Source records
=-=-=
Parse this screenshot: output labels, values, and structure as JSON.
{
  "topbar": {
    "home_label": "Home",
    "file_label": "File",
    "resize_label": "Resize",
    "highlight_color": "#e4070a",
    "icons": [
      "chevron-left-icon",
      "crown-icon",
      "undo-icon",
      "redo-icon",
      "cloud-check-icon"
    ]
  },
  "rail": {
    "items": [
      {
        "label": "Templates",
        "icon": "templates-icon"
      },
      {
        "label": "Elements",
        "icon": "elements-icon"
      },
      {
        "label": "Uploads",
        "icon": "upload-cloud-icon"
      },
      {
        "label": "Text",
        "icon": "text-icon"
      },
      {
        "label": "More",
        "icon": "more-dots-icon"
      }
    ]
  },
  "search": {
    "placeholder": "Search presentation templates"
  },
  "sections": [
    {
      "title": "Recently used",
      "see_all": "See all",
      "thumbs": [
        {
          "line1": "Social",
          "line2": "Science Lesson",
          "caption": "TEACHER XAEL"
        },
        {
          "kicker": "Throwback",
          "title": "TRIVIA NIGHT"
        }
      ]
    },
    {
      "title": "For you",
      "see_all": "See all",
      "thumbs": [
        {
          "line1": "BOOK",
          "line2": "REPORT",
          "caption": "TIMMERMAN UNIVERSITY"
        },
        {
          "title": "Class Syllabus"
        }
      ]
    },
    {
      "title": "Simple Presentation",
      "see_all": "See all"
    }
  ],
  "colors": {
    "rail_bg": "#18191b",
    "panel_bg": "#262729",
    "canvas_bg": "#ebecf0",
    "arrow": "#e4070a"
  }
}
=-=-=
Your task is to print the whole listing again exactly.

Parse this screenshot: output labels, values, and structure as JSON.
{
  "topbar": {
    "home_label": "Home",
    "file_label": "File",
    "resize_label": "Resize",
    "highlight_color": "#e4070a",
    "icons": [
      "chevron-left-icon",
      "crown-icon",
      "undo-icon",
      "redo-icon",
      "cloud-check-icon"
    ]
  },
  "rail": {
    "items": [
      {
        "label": "Templates",
        "icon": "templates-icon"
      },
      {
        "label": "Elements",
        "icon": "elements-icon"
      },
      {
        "label": "Uploads",
        "icon": "upload-cloud-icon"
      },
      {
        "label": "Text",
        "icon": "text-icon"
      },
      {
        "label": "More",
        "icon": "more-dots-icon"
      }
    ]
  },
  "search": {
    "placeholder": "Search presentation templates"
  },
  "sections": [
    {
      "title": "Recently used",
      "see_all": "See all",
      "thumbs": [
        {
          "line1": "Social",
          "line2": "Science Lesson",
          "caption": "TEACHER XAEL"
        },
        {
          "kicker": "Throwback",
          "title": "TRIVIA NIGHT"
        }
      ]
    },
    {
      "title": "For you",
      "see_all": "See all",
      "thumbs": [
        {
          "line1": "BOOK",
          "line2": "REPORT",
          "caption": "TIMMERMAN UNIVERSITY"
        },
        {
          "title": "Class Syllabus"
        }
      ]
    },
    {
      "title": "Simple Presentation",
      "see_all": "See all"
    }
  ],
  "colors": {
    "rail_bg": "#18191b",
    "panel_bg": "#262729",
    "canvas_bg": "#ebecf0",
    "arrow": "#e4070a"
  }
}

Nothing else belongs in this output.